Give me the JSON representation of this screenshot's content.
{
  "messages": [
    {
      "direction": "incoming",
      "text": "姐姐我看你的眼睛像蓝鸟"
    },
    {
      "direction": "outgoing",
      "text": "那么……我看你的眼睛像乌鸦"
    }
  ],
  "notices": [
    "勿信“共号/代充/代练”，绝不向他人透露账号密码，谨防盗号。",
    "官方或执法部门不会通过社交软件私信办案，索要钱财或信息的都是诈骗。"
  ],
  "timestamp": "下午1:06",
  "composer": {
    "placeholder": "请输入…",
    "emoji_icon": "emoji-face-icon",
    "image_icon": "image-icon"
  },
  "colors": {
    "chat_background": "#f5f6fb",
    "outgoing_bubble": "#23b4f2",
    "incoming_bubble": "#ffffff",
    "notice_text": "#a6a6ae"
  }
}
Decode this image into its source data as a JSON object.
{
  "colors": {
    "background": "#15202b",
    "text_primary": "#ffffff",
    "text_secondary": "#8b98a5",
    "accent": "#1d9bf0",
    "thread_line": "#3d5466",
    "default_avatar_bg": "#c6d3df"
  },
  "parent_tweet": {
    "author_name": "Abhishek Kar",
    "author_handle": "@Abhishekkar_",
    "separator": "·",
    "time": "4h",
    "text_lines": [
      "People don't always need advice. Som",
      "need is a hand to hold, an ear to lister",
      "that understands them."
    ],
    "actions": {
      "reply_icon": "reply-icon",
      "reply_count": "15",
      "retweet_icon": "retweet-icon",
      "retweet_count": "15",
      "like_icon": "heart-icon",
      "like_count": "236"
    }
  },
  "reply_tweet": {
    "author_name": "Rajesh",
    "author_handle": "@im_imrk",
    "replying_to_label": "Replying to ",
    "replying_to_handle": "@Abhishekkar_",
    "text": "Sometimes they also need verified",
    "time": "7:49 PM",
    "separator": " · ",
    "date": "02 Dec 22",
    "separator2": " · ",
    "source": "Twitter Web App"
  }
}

**TASK DIRECTIONS:**
Which lines above contain the word "ffffff"? Copy each of them.

**WRITTEN ANSWER:**
    "incoming_bubble": "#ffffff",
    "text_primary": "#ffffff",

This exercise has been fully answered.